* _EXERCISE DETAILS_
Please retype the listing below word for word and exclude its images.

* _EXCERPTED RECORDS_
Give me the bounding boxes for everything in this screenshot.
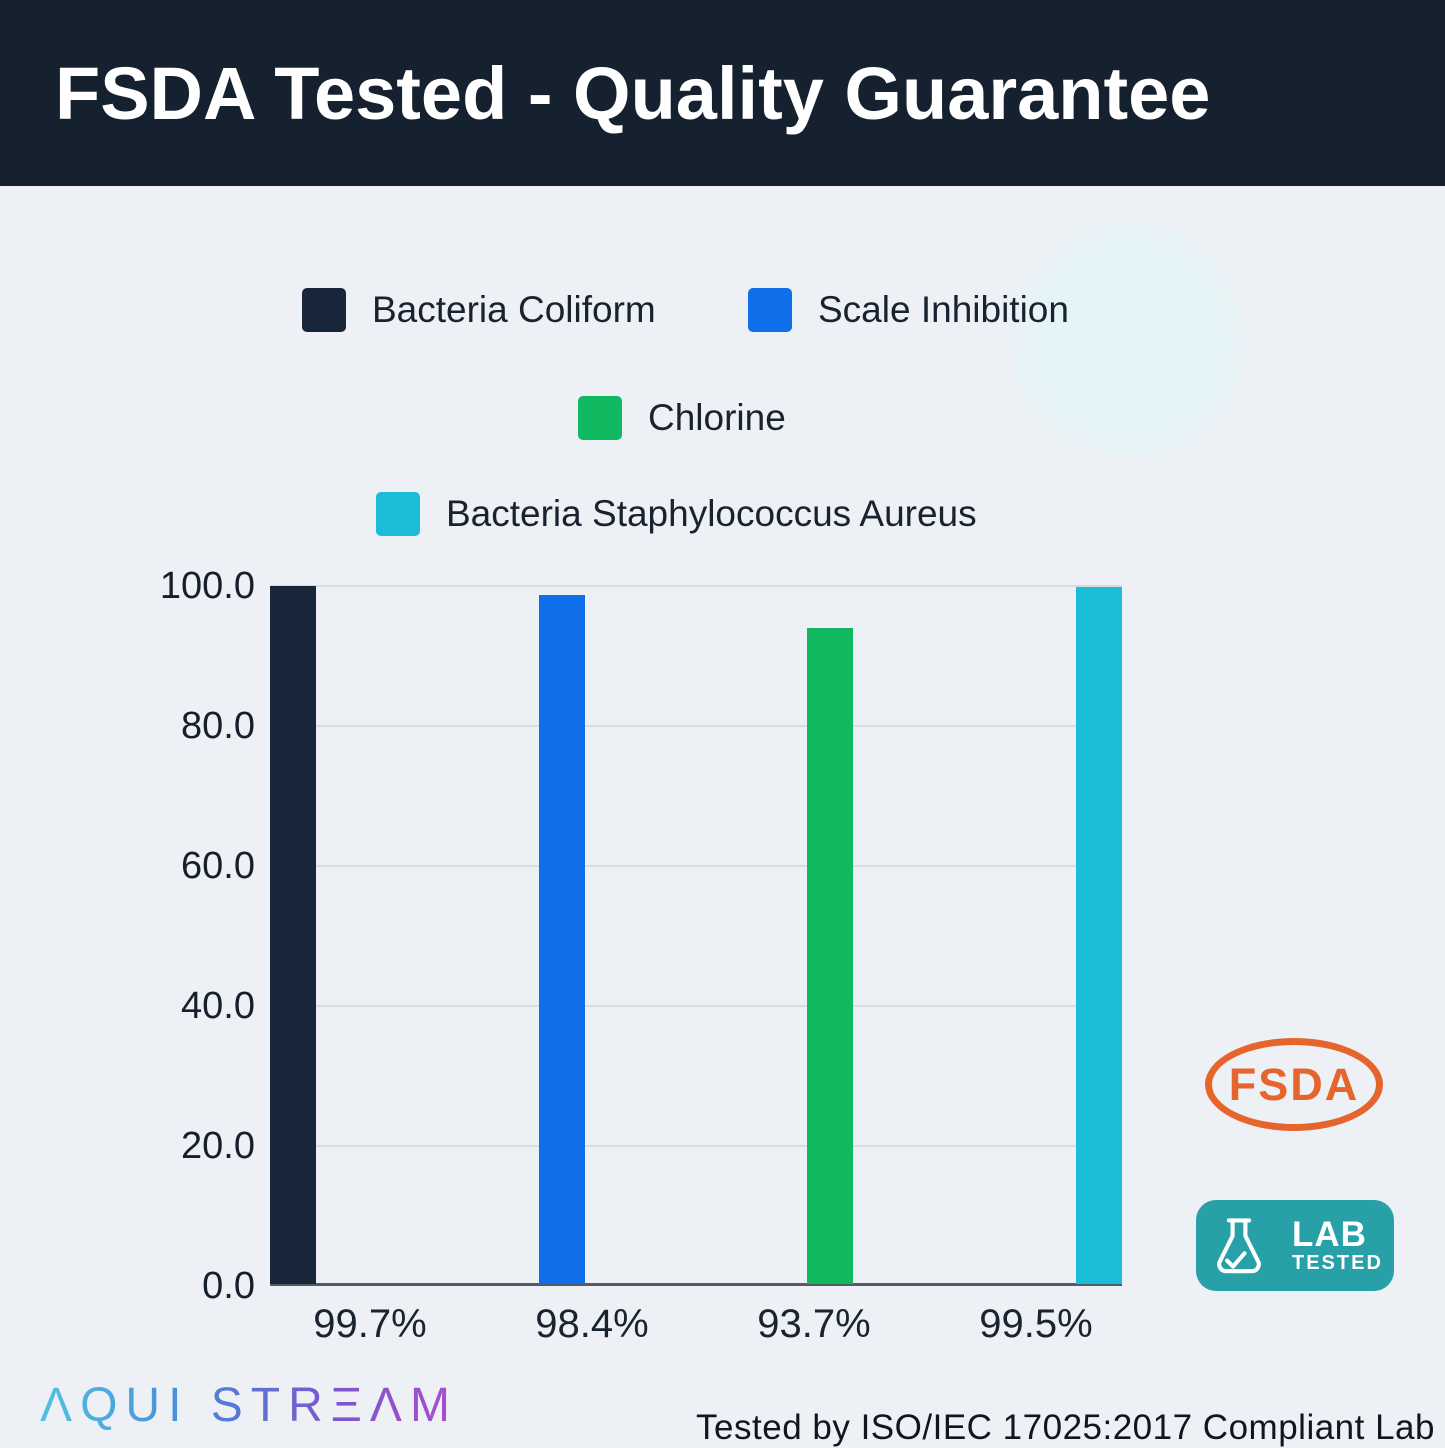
gridline-60 — [270, 865, 1122, 867]
x-tick-label-0: 99.7% — [313, 1302, 427, 1346]
legend-label: Bacteria Coliform — [372, 289, 656, 330]
lab-flask-icon — [1217, 1217, 1261, 1273]
x-tick-label-2: 93.7% — [757, 1302, 871, 1346]
plot-area — [270, 585, 1122, 1286]
legend-label: Scale Inhibition — [818, 289, 1069, 330]
bar-scale-inhibition — [539, 595, 585, 1284]
page-title: FSDA Tested - Quality Guarantee — [55, 51, 1211, 135]
x-tick-label-1: 98.4% — [535, 1302, 649, 1346]
legend-swatch-bacteria-coliform — [302, 288, 346, 332]
y-tick-label-100: 100.0 — [159, 565, 255, 607]
gridline-40 — [270, 1005, 1122, 1007]
y-tick-label-20: 20.0 — [181, 1125, 255, 1167]
legend-item-chlorine: Chlorine — [578, 396, 786, 440]
gridline-0 — [270, 1283, 1122, 1286]
fsda-badge-label: FSDA — [1228, 1058, 1360, 1110]
gridline-100 — [270, 585, 1122, 587]
gridline-20 — [270, 1145, 1122, 1147]
bar-chart: 0.0 20.0 40.0 60.0 80.0 100.0 99.7% 98.4% 93.7% 9… — [0, 565, 1445, 1346]
bar-chlorine — [807, 628, 853, 1284]
legend-item-bacteria-coliform: Bacteria Coliform — [302, 288, 656, 332]
bar-bacteria-coliform — [270, 586, 316, 1284]
legend-swatch-scale-inhibition — [748, 288, 792, 332]
legend-label: Chlorine — [648, 397, 786, 438]
watermark-circle — [1008, 220, 1248, 460]
legend-swatch-chlorine — [578, 396, 622, 440]
gridline-80 — [270, 725, 1122, 727]
x-tick-label-3: 99.5% — [979, 1302, 1093, 1346]
legend-item-scale-inhibition: Scale Inhibition — [748, 288, 1069, 332]
brand-logo-aqui-stream: ΛQUI STRΞΛM — [40, 1379, 458, 1432]
footer-lab-note: Tested by ISO/IEC 17025:2017 Compliant L… — [696, 1408, 1435, 1447]
lab-tested-badge: LAB TESTED — [1196, 1200, 1394, 1291]
fsda-certification-badge: FSDA — [1205, 1038, 1383, 1131]
legend-swatch-bacteria-staph-aureus — [376, 492, 420, 536]
lab-badge-line1: LAB — [1292, 1214, 1367, 1254]
legend-item-bacteria-staph-aureus: Bacteria Staphylococcus Aureus — [376, 492, 977, 536]
y-tick-label-0: 0.0 — [202, 1265, 255, 1307]
y-tick-label-80: 80.0 — [181, 705, 255, 747]
header-banner: FSDA Tested - Quality Guarantee — [0, 0, 1445, 186]
legend-label: Bacteria Staphylococcus Aureus — [446, 493, 977, 534]
bar-bacteria-staphylococcus-aureus — [1076, 587, 1122, 1284]
lab-badge-line2: TESTED — [1292, 1251, 1383, 1274]
y-tick-label-40: 40.0 — [181, 985, 255, 1027]
y-tick-label-60: 60.0 — [181, 845, 255, 887]
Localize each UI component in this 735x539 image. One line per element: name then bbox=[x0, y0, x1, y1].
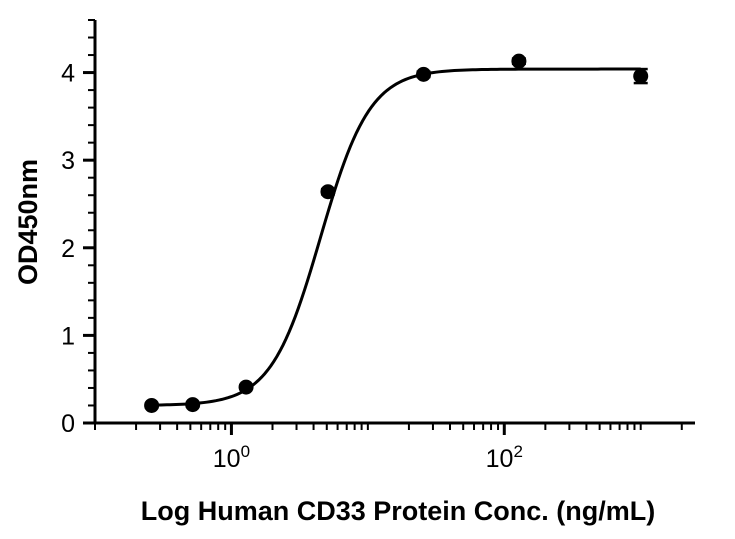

* _WRITTEN ANSWER_
Give me the bounding boxes for everything in this screenshot.
gridline-60 — [270, 865, 1122, 867]
x-tick-label-0: 99.7% — [313, 1302, 427, 1346]
legend-label: Bacteria Coliform — [372, 289, 656, 330]
lab-flask-icon — [1217, 1217, 1261, 1273]
x-tick-label-2: 93.7% — [757, 1302, 871, 1346]
plot-area — [270, 585, 1122, 1286]
legend-label: Scale Inhibition — [818, 289, 1069, 330]
bar-scale-inhibition — [539, 595, 585, 1284]
page-title: FSDA Tested - Quality Guarantee — [55, 51, 1211, 135]
x-tick-label-1: 98.4% — [535, 1302, 649, 1346]
legend-swatch-bacteria-coliform — [302, 288, 346, 332]
y-tick-label-100: 100.0 — [159, 565, 255, 607]
gridline-40 — [270, 1005, 1122, 1007]
y-tick-label-20: 20.0 — [181, 1125, 255, 1167]
legend-item-chlorine: Chlorine — [578, 396, 786, 440]
gridline-0 — [270, 1283, 1122, 1286]
fsda-badge-label: FSDA — [1228, 1058, 1360, 1110]
gridline-100 — [270, 585, 1122, 587]
gridline-20 — [270, 1145, 1122, 1147]
bar-chart: 0.0 20.0 40.0 60.0 80.0 100.0 99.7% 98.4% 93.7% 9… — [0, 565, 1445, 1346]
bar-chlorine — [807, 628, 853, 1284]
legend-item-bacteria-coliform: Bacteria Coliform — [302, 288, 656, 332]
bar-bacteria-coliform — [270, 586, 316, 1284]
legend-swatch-scale-inhibition — [748, 288, 792, 332]
legend-label: Chlorine — [648, 397, 786, 438]
watermark-circle — [1008, 220, 1248, 460]
legend-swatch-chlorine — [578, 396, 622, 440]
gridline-80 — [270, 725, 1122, 727]
x-tick-label-3: 99.5% — [979, 1302, 1093, 1346]
legend-item-scale-inhibition: Scale Inhibition — [748, 288, 1069, 332]
brand-logo-aqui-stream: ΛQUI STRΞΛM — [40, 1379, 458, 1432]
footer-lab-note: Tested by ISO/IEC 17025:2017 Compliant L… — [696, 1408, 1435, 1447]
lab-tested-badge: LAB TESTED — [1196, 1200, 1394, 1291]
fsda-certification-badge: FSDA — [1205, 1038, 1383, 1131]
legend-swatch-bacteria-staph-aureus — [376, 492, 420, 536]
lab-badge-line1: LAB — [1292, 1214, 1367, 1254]
legend-item-bacteria-staph-aureus: Bacteria Staphylococcus Aureus — [376, 492, 977, 536]
y-tick-label-0: 0.0 — [202, 1265, 255, 1307]
y-tick-label-80: 80.0 — [181, 705, 255, 747]
header-banner: FSDA Tested - Quality Guarantee — [0, 0, 1445, 186]
legend-label: Bacteria Staphylococcus Aureus — [446, 493, 977, 534]
bar-bacteria-staphylococcus-aureus — [1076, 587, 1122, 1284]
lab-badge-line2: TESTED — [1292, 1251, 1383, 1274]
y-tick-label-40: 40.0 — [181, 985, 255, 1027]
y-tick-label-60: 60.0 — [181, 845, 255, 887]
Localize each UI component in this 735x539 image. One line per element: name then bbox=[x0, y0, x1, y1].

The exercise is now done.